[GIVEN PROBLEM]:
Reproduce all the lines below exactly and omit the images.

Extracts from a graphics dataset
+ + + +

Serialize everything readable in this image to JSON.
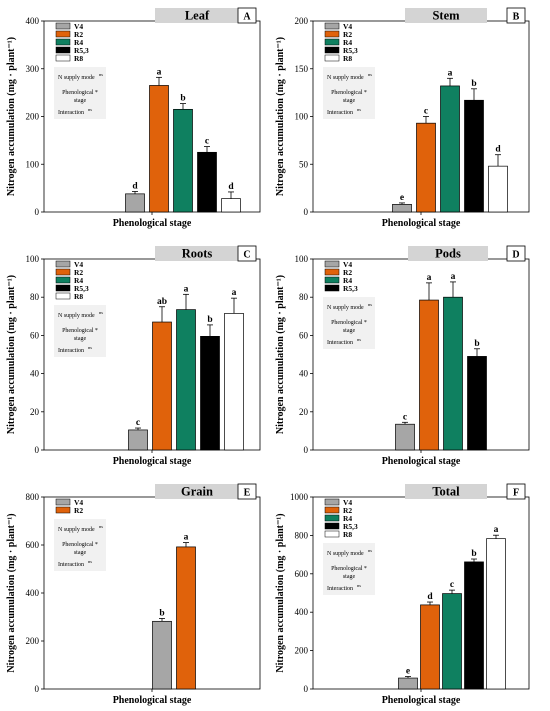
{
  "colors": {
    "V4": "#a6a6a6",
    "R2": "#e0620b",
    "R4": "#0f8060",
    "R5,3": "#000000",
    "R8": "#ffffff",
    "title_box": "#d4d4d4",
    "stats_box": "#f1f1f1"
  },
  "stats_text": {
    "n_supply": "N supply mode",
    "ns": "ns",
    "phen_line1": "Phenological *",
    "phen_line2": "stage",
    "interaction": "Interaction"
  },
  "chart_data": [
    {
      "type": "bar",
      "title": "Leaf",
      "letter": "A",
      "xlabel": "Phenological stage",
      "ylabel": "Nitrogen accumulation (mg · plant⁻¹)",
      "ylim": [
        0,
        400
      ],
      "yticks": [
        0,
        100,
        200,
        300,
        400
      ],
      "categories": [
        "V4",
        "R2",
        "R4",
        "R5,3",
        "R8"
      ],
      "values": [
        38,
        265,
        215,
        125,
        28
      ],
      "errors": [
        5,
        17,
        12,
        12,
        14
      ],
      "significance": [
        "d",
        "a",
        "b",
        "c",
        "d"
      ]
    },
    {
      "type": "bar",
      "title": "Stem",
      "letter": "B",
      "xlabel": "Phenological stage",
      "ylabel": "Nitrogen accumulation (mg · plant⁻¹)",
      "ylim": [
        0,
        200
      ],
      "yticks": [
        0,
        50,
        100,
        150,
        200
      ],
      "categories": [
        "V4",
        "R2",
        "R4",
        "R5,3",
        "R8"
      ],
      "values": [
        8,
        93,
        132,
        117,
        48
      ],
      "errors": [
        1.5,
        7,
        8,
        12,
        12
      ],
      "significance": [
        "e",
        "c",
        "a",
        "b",
        "d"
      ]
    },
    {
      "type": "bar",
      "title": "Roots",
      "letter": "C",
      "xlabel": "Phenological stage",
      "ylabel": "Nitrogen accumulation (mg · plant⁻¹)",
      "ylim": [
        0,
        100
      ],
      "yticks": [
        0,
        20,
        40,
        60,
        80,
        100
      ],
      "categories": [
        "V4",
        "R2",
        "R4",
        "R5,3",
        "R8"
      ],
      "values": [
        10.5,
        67,
        73.5,
        59.5,
        71.5
      ],
      "errors": [
        1,
        8,
        8,
        6,
        8
      ],
      "significance": [
        "c",
        "ab",
        "a",
        "b",
        "a"
      ]
    },
    {
      "type": "bar",
      "title": "Pods",
      "letter": "D",
      "xlabel": "Phenological stage",
      "ylabel": "Nitrogen accumulation (mg · plant⁻¹)",
      "ylim": [
        0,
        100
      ],
      "yticks": [
        0,
        20,
        40,
        60,
        80,
        100
      ],
      "categories": [
        "V4",
        "R2",
        "R4",
        "R5,3"
      ],
      "values": [
        13.5,
        78.5,
        80,
        49
      ],
      "errors": [
        1,
        9,
        8,
        4
      ],
      "significance": [
        "c",
        "a",
        "a",
        "b"
      ]
    },
    {
      "type": "bar",
      "title": "Grain",
      "letter": "E",
      "xlabel": "Phenological stage",
      "ylabel": "Nitrogen accumulation (mg · plant⁻¹)",
      "ylim": [
        0,
        800
      ],
      "yticks": [
        0,
        200,
        400,
        600,
        800
      ],
      "categories": [
        "V4",
        "R2"
      ],
      "values": [
        282,
        592
      ],
      "errors": [
        12,
        18
      ],
      "significance": [
        "b",
        "a"
      ]
    },
    {
      "type": "bar",
      "title": "Total",
      "letter": "F",
      "xlabel": "Phenological stage",
      "ylabel": "Nitrogen accumulation (mg · plant⁻¹)",
      "ylim": [
        0,
        1000
      ],
      "yticks": [
        0,
        200,
        400,
        600,
        800,
        1000
      ],
      "categories": [
        "V4",
        "R2",
        "R4",
        "R5,3",
        "R8"
      ],
      "values": [
        57,
        438,
        497,
        662,
        783
      ],
      "errors": [
        8,
        15,
        18,
        15,
        18
      ],
      "significance": [
        "e",
        "d",
        "c",
        "b",
        "a"
      ]
    }
  ]
}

+ + + +

[ANSWER TO THE EXERCISE]:
Serialize everything readable in this image to JSON.
{
  "colors": {
    "V4": "#a6a6a6",
    "R2": "#e0620b",
    "R4": "#0f8060",
    "R5,3": "#000000",
    "R8": "#ffffff",
    "title_box": "#d4d4d4",
    "stats_box": "#f1f1f1"
  },
  "stats_text": {
    "n_supply": "N supply mode",
    "ns": "ns",
    "phen_line1": "Phenological *",
    "phen_line2": "stage",
    "interaction": "Interaction"
  },
  "chart_data": [
    {
      "type": "bar",
      "title": "Leaf",
      "letter": "A",
      "xlabel": "Phenological stage",
      "ylabel": "Nitrogen accumulation (mg · plant⁻¹)",
      "ylim": [
        0,
        400
      ],
      "yticks": [
        0,
        100,
        200,
        300,
        400
      ],
      "categories": [
        "V4",
        "R2",
        "R4",
        "R5,3",
        "R8"
      ],
      "values": [
        38,
        265,
        215,
        125,
        28
      ],
      "errors": [
        5,
        17,
        12,
        12,
        14
      ],
      "significance": [
        "d",
        "a",
        "b",
        "c",
        "d"
      ]
    },
    {
      "type": "bar",
      "title": "Stem",
      "letter": "B",
      "xlabel": "Phenological stage",
      "ylabel": "Nitrogen accumulation (mg · plant⁻¹)",
      "ylim": [
        0,
        200
      ],
      "yticks": [
        0,
        50,
        100,
        150,
        200
      ],
      "categories": [
        "V4",
        "R2",
        "R4",
        "R5,3",
        "R8"
      ],
      "values": [
        8,
        93,
        132,
        117,
        48
      ],
      "errors": [
        1.5,
        7,
        8,
        12,
        12
      ],
      "significance": [
        "e",
        "c",
        "a",
        "b",
        "d"
      ]
    },
    {
      "type": "bar",
      "title": "Roots",
      "letter": "C",
      "xlabel": "Phenological stage",
      "ylabel": "Nitrogen accumulation (mg · plant⁻¹)",
      "ylim": [
        0,
        100
      ],
      "yticks": [
        0,
        20,
        40,
        60,
        80,
        100
      ],
      "categories": [
        "V4",
        "R2",
        "R4",
        "R5,3",
        "R8"
      ],
      "values": [
        10.5,
        67,
        73.5,
        59.5,
        71.5
      ],
      "errors": [
        1,
        8,
        8,
        6,
        8
      ],
      "significance": [
        "c",
        "ab",
        "a",
        "b",
        "a"
      ]
    },
    {
      "type": "bar",
      "title": "Pods",
      "letter": "D",
      "xlabel": "Phenological stage",
      "ylabel": "Nitrogen accumulation (mg · plant⁻¹)",
      "ylim": [
        0,
        100
      ],
      "yticks": [
        0,
        20,
        40,
        60,
        80,
        100
      ],
      "categories": [
        "V4",
        "R2",
        "R4",
        "R5,3"
      ],
      "values": [
        13.5,
        78.5,
        80,
        49
      ],
      "errors": [
        1,
        9,
        8,
        4
      ],
      "significance": [
        "c",
        "a",
        "a",
        "b"
      ]
    },
    {
      "type": "bar",
      "title": "Grain",
      "letter": "E",
      "xlabel": "Phenological stage",
      "ylabel": "Nitrogen accumulation (mg · plant⁻¹)",
      "ylim": [
        0,
        800
      ],
      "yticks": [
        0,
        200,
        400,
        600,
        800
      ],
      "categories": [
        "V4",
        "R2"
      ],
      "values": [
        282,
        592
      ],
      "errors": [
        12,
        18
      ],
      "significance": [
        "b",
        "a"
      ]
    },
    {
      "type": "bar",
      "title": "Total",
      "letter": "F",
      "xlabel": "Phenological stage",
      "ylabel": "Nitrogen accumulation (mg · plant⁻¹)",
      "ylim": [
        0,
        1000
      ],
      "yticks": [
        0,
        200,
        400,
        600,
        800,
        1000
      ],
      "categories": [
        "V4",
        "R2",
        "R4",
        "R5,3",
        "R8"
      ],
      "values": [
        57,
        438,
        497,
        662,
        783
      ],
      "errors": [
        8,
        15,
        18,
        15,
        18
      ],
      "significance": [
        "e",
        "d",
        "c",
        "b",
        "a"
      ]
    }
  ]
}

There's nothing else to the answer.